> [Written request]: Say how many lines contain the string "Total". Give no other output.

> [Given records]:
··········

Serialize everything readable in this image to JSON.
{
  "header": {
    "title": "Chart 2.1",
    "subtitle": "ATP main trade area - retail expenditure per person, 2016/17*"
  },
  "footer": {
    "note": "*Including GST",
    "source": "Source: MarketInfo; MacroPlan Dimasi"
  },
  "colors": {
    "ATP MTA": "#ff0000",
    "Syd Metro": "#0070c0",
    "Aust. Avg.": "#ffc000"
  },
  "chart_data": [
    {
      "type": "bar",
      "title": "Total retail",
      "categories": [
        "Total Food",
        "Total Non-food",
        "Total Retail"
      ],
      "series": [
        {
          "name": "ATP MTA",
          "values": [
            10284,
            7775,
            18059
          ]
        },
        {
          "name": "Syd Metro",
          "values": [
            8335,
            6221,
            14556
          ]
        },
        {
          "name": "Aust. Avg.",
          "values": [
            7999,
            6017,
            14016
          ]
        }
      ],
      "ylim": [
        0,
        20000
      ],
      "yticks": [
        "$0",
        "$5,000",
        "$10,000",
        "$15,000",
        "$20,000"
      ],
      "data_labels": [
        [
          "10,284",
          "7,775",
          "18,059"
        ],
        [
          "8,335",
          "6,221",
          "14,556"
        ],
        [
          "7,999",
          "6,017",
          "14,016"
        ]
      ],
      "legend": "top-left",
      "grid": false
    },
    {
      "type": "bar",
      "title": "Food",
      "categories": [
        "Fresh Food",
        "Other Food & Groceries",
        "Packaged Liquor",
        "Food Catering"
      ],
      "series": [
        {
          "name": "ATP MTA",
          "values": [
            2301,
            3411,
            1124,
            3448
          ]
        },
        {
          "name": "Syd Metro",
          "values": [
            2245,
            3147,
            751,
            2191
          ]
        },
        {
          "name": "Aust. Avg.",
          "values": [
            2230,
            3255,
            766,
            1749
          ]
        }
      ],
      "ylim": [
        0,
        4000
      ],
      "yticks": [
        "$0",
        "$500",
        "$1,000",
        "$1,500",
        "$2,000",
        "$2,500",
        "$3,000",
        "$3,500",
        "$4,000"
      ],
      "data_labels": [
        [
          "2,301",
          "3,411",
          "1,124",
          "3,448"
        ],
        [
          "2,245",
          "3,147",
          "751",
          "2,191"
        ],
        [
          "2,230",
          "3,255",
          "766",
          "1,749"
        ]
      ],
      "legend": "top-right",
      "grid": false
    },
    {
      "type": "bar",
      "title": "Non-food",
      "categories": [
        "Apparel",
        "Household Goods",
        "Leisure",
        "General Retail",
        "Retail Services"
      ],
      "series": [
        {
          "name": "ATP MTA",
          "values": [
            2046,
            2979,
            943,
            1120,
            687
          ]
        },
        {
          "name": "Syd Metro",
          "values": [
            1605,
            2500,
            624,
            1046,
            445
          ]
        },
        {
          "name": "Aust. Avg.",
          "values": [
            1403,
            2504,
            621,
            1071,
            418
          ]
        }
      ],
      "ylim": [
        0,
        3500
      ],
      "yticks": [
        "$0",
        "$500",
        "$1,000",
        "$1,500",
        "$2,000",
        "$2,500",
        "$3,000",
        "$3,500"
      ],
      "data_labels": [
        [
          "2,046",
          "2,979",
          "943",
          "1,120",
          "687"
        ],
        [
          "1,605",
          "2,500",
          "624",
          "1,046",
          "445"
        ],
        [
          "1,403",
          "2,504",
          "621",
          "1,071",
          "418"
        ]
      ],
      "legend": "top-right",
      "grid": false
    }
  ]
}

··········

> [Response to this exercise]: 4